Given text:

We just held the 2024 Village Home Stores Soup and Chili Cookoff, and WOW! Eight staff members entered, and they each came bringing the flavor and variety. Voting is welcomed by any staff present during lunchtime that day, as well as any lucky customers with appointments during lunch hours. What’s at stake? Well, bragging rights, of course (there is a healthy amount of competitive trash-talk in the weeks leading up to the cookoff). Plus, the winner gets their name added among the past winners on a plaque in the Village breakroom we call the “Golden Ladle.” We also point to their winning recipe first in this year’s write-up. History was made last year as Angela and Rachele both tied for first place. And this year’s winner was (drumroll)…

this year’s soup cookoff winner Rachele holding up the golden ladle plaque

Rachele! This year, she took the title for her Mexican Street Corn Soup recipe. And now, as we all officially enter “soup season” in the Midwest, here are this year’s recipes beginning with our winner.

2024 Soup Cookoff Winner: Rachele’s Mexican Street Corn Soup

white ramekin os Mexican street corn soup with cheese, jalepenos, and tortilla chips for garnish

INGREDIENTS:

  • 4 Frozen Chicken Breasts
  • 1 Yellow Onion, chopped
  • 4 Cups Chicken Broth
  • 1 Cup Sour Cream
  • 1 Cup Shredded Mixed Cheese
  • 4 Cloves Garlic, minced
  • ½ Tbsp. Dried Oregano
  • ½ Teaspoon Chili Powder
  • 2 Cups Frozen Sweet White Corn
  • ½ Cup Fresh Cilantro, chopped
Optional:
Serve with Cotija Cheese, Tajin Seasoning, Tortilla Chips, Sliced Avocado, Diced Jalapeño, and Lime Wedges.

Supplied data:
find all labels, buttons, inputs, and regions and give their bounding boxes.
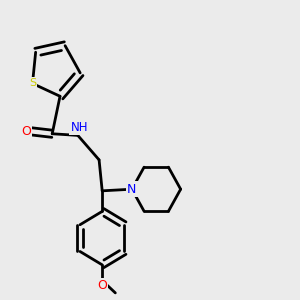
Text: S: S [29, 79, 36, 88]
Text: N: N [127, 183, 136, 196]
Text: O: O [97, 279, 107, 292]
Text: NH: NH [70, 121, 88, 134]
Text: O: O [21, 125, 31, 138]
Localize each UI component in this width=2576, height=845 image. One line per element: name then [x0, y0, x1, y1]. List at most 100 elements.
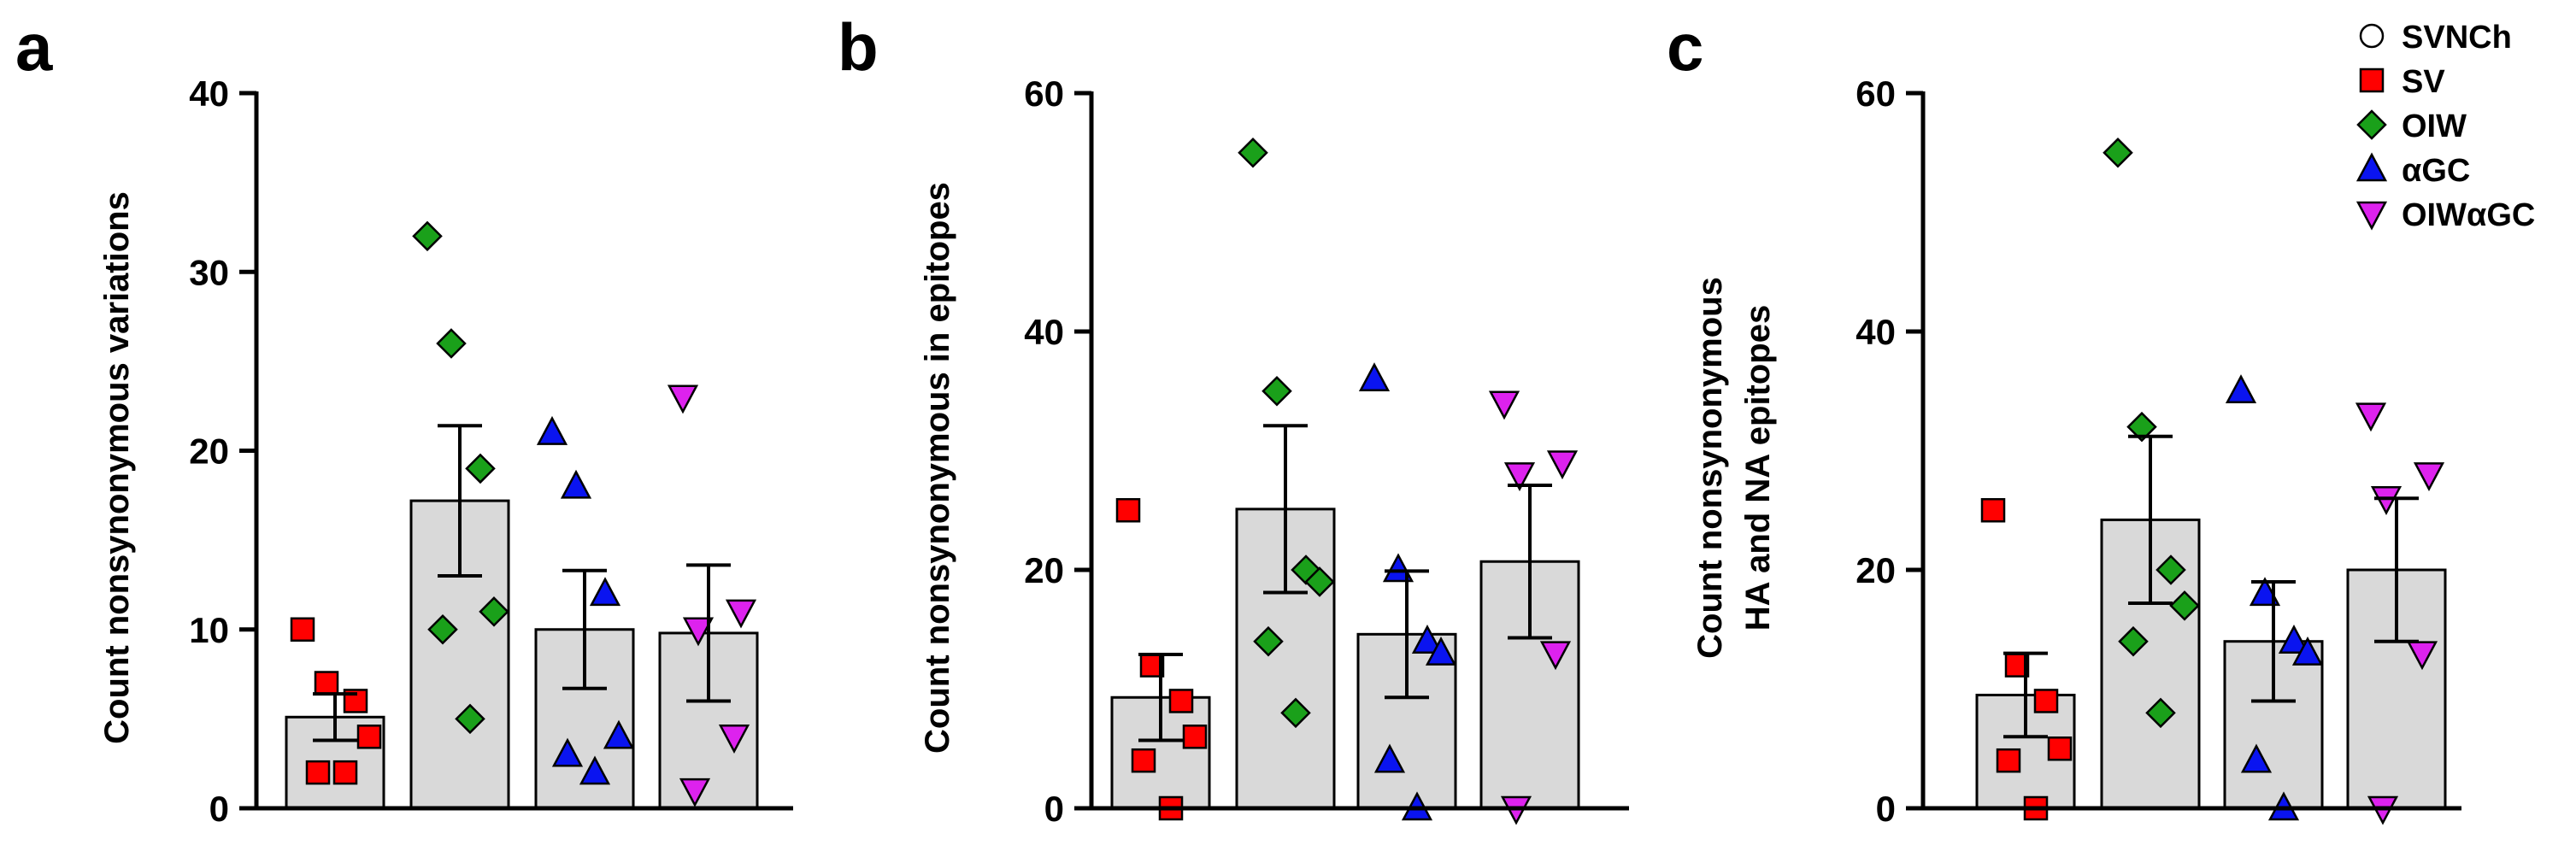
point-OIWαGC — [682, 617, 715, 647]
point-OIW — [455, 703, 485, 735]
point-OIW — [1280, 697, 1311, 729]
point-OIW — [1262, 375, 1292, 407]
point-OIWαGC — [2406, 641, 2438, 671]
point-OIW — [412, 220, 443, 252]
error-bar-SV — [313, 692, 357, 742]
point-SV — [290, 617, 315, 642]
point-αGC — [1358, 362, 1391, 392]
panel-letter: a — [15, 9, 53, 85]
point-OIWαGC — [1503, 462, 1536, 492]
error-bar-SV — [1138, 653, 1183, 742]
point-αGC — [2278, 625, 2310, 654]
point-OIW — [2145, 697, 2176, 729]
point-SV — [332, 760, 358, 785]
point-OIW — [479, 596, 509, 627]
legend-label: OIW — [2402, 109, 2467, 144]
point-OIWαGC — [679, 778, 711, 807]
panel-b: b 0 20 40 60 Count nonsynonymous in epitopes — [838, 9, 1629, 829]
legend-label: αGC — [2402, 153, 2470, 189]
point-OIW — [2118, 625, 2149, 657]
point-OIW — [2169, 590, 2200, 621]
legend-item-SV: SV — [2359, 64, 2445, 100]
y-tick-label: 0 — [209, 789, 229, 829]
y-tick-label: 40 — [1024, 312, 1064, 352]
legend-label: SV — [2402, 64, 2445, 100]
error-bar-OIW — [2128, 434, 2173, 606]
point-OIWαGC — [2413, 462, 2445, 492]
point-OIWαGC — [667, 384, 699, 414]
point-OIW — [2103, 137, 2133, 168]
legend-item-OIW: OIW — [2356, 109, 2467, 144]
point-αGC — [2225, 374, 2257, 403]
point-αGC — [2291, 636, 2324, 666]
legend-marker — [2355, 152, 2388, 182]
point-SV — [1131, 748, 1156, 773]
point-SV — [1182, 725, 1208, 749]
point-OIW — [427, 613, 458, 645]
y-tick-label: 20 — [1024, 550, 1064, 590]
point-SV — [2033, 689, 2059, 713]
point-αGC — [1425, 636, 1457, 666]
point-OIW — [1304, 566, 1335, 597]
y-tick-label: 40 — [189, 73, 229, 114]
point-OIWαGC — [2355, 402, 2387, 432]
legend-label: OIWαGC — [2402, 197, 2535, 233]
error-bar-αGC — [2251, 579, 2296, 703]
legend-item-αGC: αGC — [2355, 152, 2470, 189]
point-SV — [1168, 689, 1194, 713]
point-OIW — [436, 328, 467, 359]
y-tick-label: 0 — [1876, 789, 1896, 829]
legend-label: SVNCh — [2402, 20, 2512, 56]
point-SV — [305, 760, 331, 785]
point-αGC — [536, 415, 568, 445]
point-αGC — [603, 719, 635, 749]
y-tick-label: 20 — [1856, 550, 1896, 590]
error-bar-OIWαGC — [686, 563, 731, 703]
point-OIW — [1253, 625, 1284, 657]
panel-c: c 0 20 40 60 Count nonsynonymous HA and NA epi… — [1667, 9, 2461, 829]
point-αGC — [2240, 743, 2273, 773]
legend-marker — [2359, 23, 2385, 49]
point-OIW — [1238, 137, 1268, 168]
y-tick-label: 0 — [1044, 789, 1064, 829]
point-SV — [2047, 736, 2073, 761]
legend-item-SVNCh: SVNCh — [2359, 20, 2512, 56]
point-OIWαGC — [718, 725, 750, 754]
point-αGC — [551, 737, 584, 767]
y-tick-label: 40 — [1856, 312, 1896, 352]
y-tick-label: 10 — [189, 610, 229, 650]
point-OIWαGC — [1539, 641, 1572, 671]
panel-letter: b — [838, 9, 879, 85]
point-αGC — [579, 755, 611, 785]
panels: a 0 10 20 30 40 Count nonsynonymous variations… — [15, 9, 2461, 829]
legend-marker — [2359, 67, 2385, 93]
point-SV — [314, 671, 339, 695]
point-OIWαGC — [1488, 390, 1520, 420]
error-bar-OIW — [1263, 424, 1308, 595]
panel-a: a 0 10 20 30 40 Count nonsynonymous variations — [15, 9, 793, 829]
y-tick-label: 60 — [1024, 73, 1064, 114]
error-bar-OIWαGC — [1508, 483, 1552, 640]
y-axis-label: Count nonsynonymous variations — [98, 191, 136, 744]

Instruction 1: Transcribe the passage from the cookoff write-up, beginning at the words "this year’s soup" and stopping after the words "with our winner.".
Instruction 2:
Answer these questions from the cookoff write-up:
(a) How many staff members entered the cookoff?
(b) What is the plaque in the Village breakroom called?
(c) How much chicken broth does the winning recipe call for?

Right answer 1:
this year’s soup cookoff winner Rachele holding up the golden ladle plaque

Rachele! This year, she took the title for her Mexican Street Corn Soup recipe. And now, as we all officially enter “soup season” in the Midwest, here are this year’s recipes beginning with our winner.

Right answer 2:
(a) Eight
(b) The "Golden Ladle"
(c) 4 cups